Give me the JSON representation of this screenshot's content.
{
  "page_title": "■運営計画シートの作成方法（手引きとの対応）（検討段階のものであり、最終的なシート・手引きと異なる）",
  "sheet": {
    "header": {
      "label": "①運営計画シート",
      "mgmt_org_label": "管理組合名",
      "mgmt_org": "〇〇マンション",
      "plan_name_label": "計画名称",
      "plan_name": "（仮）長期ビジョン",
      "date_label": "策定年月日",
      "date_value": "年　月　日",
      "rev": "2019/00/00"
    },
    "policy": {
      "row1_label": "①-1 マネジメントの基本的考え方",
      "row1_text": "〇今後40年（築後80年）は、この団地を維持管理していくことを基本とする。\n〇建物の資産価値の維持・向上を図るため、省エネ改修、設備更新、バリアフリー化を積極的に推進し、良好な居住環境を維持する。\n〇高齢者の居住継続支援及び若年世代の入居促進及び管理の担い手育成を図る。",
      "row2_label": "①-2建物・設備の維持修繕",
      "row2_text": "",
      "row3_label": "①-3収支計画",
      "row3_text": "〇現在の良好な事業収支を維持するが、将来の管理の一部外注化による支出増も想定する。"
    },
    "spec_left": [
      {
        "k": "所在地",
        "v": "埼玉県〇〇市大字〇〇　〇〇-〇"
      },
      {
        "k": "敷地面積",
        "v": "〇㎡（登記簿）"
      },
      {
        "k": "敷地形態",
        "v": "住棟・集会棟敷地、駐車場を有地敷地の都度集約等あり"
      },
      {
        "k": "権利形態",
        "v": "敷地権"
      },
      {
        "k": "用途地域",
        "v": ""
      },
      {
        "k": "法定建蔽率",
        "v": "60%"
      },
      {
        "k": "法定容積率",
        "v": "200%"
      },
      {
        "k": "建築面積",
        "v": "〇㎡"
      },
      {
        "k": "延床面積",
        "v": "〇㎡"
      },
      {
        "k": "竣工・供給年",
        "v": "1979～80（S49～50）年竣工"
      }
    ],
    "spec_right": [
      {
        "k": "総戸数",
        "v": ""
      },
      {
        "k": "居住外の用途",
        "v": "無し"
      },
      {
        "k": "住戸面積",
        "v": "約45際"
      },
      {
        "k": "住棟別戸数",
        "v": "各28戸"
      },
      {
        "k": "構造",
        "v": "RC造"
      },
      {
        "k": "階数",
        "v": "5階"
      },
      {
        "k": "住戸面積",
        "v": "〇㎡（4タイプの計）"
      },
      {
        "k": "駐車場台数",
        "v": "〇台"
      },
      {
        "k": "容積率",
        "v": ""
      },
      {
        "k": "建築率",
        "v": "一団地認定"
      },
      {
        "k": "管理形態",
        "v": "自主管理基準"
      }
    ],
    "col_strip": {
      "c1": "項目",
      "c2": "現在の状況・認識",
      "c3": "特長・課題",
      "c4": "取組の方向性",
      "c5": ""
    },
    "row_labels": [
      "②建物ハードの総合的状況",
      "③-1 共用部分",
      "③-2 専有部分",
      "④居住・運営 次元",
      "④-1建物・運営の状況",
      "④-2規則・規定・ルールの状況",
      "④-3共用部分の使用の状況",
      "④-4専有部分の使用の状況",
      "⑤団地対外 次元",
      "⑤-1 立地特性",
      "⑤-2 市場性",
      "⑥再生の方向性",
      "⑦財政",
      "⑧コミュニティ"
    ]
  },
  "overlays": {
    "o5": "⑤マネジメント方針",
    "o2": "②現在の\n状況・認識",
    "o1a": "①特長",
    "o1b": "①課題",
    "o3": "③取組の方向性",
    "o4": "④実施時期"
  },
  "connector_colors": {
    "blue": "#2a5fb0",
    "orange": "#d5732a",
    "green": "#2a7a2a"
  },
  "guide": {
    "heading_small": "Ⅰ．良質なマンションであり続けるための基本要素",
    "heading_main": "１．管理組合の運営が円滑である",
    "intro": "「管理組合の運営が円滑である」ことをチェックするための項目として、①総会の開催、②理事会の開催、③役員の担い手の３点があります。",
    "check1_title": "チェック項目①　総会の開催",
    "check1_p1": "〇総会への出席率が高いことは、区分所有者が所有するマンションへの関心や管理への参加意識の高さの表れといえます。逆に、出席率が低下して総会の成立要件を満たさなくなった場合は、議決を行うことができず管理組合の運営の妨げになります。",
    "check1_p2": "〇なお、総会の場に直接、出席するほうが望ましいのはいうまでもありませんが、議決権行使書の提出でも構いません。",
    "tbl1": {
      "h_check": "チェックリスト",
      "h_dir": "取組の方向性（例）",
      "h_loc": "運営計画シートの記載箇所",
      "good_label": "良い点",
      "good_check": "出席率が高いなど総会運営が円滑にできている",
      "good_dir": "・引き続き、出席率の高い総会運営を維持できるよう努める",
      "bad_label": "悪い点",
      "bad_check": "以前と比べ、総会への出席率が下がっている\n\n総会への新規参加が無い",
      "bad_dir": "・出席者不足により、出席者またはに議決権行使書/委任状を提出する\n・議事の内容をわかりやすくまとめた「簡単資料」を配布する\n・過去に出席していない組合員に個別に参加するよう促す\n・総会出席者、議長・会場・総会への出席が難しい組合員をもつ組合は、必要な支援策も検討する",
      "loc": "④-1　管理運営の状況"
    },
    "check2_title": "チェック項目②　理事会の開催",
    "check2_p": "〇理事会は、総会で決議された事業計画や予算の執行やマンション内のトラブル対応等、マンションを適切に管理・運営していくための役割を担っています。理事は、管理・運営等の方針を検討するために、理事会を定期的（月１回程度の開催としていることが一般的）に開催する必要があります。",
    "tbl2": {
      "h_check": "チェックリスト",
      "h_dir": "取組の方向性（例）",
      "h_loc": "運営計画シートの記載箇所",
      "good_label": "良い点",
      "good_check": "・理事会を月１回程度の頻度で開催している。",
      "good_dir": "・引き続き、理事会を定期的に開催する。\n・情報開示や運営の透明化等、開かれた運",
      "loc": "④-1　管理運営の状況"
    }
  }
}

[Stated task]: Set down the material above again, word for word.

[Response below]:
Give me the JSON representation of this screenshot's content.
{
  "page_title": "■運営計画シートの作成方法（手引きとの対応）（検討段階のものであり、最終的なシート・手引きと異なる）",
  "sheet": {
    "header": {
      "label": "①運営計画シート",
      "mgmt_org_label": "管理組合名",
      "mgmt_org": "〇〇マンション",
      "plan_name_label": "計画名称",
      "plan_name": "（仮）長期ビジョン",
      "date_label": "策定年月日",
      "date_value": "年　月　日",
      "rev": "2019/00/00"
    },
    "policy": {
      "row1_label": "①-1 マネジメントの基本的考え方",
      "row1_text": "〇今後40年（築後80年）は、この団地を維持管理していくことを基本とする。\n〇建物の資産価値の維持・向上を図るため、省エネ改修、設備更新、バリアフリー化を積極的に推進し、良好な居住環境を維持する。\n〇高齢者の居住継続支援及び若年世代の入居促進及び管理の担い手育成を図る。",
      "row2_label": "①-2建物・設備の維持修繕",
      "row2_text": "",
      "row3_label": "①-3収支計画",
      "row3_text": "〇現在の良好な事業収支を維持するが、将来の管理の一部外注化による支出増も想定する。"
    },
    "spec_left": [
      {
        "k": "所在地",
        "v": "埼玉県〇〇市大字〇〇　〇〇-〇"
      },
      {
        "k": "敷地面積",
        "v": "〇㎡（登記簿）"
      },
      {
        "k": "敷地形態",
        "v": "住棟・集会棟敷地、駐車場を有地敷地の都度集約等あり"
      },
      {
        "k": "権利形態",
        "v": "敷地権"
      },
      {
        "k": "用途地域",
        "v": ""
      },
      {
        "k": "法定建蔽率",
        "v": "60%"
      },
      {
        "k": "法定容積率",
        "v": "200%"
      },
      {
        "k": "建築面積",
        "v": "〇㎡"
      },
      {
        "k": "延床面積",
        "v": "〇㎡"
      },
      {
        "k": "竣工・供給年",
        "v": "1979～80（S49～50）年竣工"
      }
    ],
    "spec_right": [
      {
        "k": "総戸数",
        "v": ""
      },
      {
        "k": "居住外の用途",
        "v": "無し"
      },
      {
        "k": "住戸面積",
        "v": "約45際"
      },
      {
        "k": "住棟別戸数",
        "v": "各28戸"
      },
      {
        "k": "構造",
        "v": "RC造"
      },
      {
        "k": "階数",
        "v": "5階"
      },
      {
        "k": "住戸面積",
        "v": "〇㎡（4タイプの計）"
      },
      {
        "k": "駐車場台数",
        "v": "〇台"
      },
      {
        "k": "容積率",
        "v": ""
      },
      {
        "k": "建築率",
        "v": "一団地認定"
      },
      {
        "k": "管理形態",
        "v": "自主管理基準"
      }
    ],
    "col_strip": {
      "c1": "項目",
      "c2": "現在の状況・認識",
      "c3": "特長・課題",
      "c4": "取組の方向性",
      "c5": ""
    },
    "row_labels": [
      "②建物ハードの総合的状況",
      "③-1 共用部分",
      "③-2 専有部分",
      "④居住・運営 次元",
      "④-1建物・運営の状況",
      "④-2規則・規定・ルールの状況",
      "④-3共用部分の使用の状況",
      "④-4専有部分の使用の状況",
      "⑤団地対外 次元",
      "⑤-1 立地特性",
      "⑤-2 市場性",
      "⑥再生の方向性",
      "⑦財政",
      "⑧コミュニティ"
    ]
  },
  "overlays": {
    "o5": "⑤マネジメント方針",
    "o2": "②現在の\n状況・認識",
    "o1a": "①特長",
    "o1b": "①課題",
    "o3": "③取組の方向性",
    "o4": "④実施時期"
  },
  "connector_colors": {
    "blue": "#2a5fb0",
    "orange": "#d5732a",
    "green": "#2a7a2a"
  },
  "guide": {
    "heading_small": "Ⅰ．良質なマンションであり続けるための基本要素",
    "heading_main": "１．管理組合の運営が円滑である",
    "intro": "「管理組合の運営が円滑である」ことをチェックするための項目として、①総会の開催、②理事会の開催、③役員の担い手の３点があります。",
    "check1_title": "チェック項目①　総会の開催",
    "check1_p1": "〇総会への出席率が高いことは、区分所有者が所有するマンションへの関心や管理への参加意識の高さの表れといえます。逆に、出席率が低下して総会の成立要件を満たさなくなった場合は、議決を行うことができず管理組合の運営の妨げになります。",
    "check1_p2": "〇なお、総会の場に直接、出席するほうが望ましいのはいうまでもありませんが、議決権行使書の提出でも構いません。",
    "tbl1": {
      "h_check": "チェックリスト",
      "h_dir": "取組の方向性（例）",
      "h_loc": "運営計画シートの記載箇所",
      "good_label": "良い点",
      "good_check": "出席率が高いなど総会運営が円滑にできている",
      "good_dir": "・引き続き、出席率の高い総会運営を維持できるよう努める",
      "bad_label": "悪い点",
      "bad_check": "以前と比べ、総会への出席率が下がっている\n\n総会への新規参加が無い",
      "bad_dir": "・出席者不足により、出席者またはに議決権行使書/委任状を提出する\n・議事の内容をわかりやすくまとめた「簡単資料」を配布する\n・過去に出席していない組合員に個別に参加するよう促す\n・総会出席者、議長・会場・総会への出席が難しい組合員をもつ組合は、必要な支援策も検討する",
      "loc": "④-1　管理運営の状況"
    },
    "check2_title": "チェック項目②　理事会の開催",
    "check2_p": "〇理事会は、総会で決議された事業計画や予算の執行やマンション内のトラブル対応等、マンションを適切に管理・運営していくための役割を担っています。理事は、管理・運営等の方針を検討するために、理事会を定期的（月１回程度の開催としていることが一般的）に開催する必要があります。",
    "tbl2": {
      "h_check": "チェックリスト",
      "h_dir": "取組の方向性（例）",
      "h_loc": "運営計画シートの記載箇所",
      "good_label": "良い点",
      "good_check": "・理事会を月１回程度の頻度で開催している。",
      "good_dir": "・引き続き、理事会を定期的に開催する。\n・情報開示や運営の透明化等、開かれた運",
      "loc": "④-1　管理運営の状況"
    }
  }
}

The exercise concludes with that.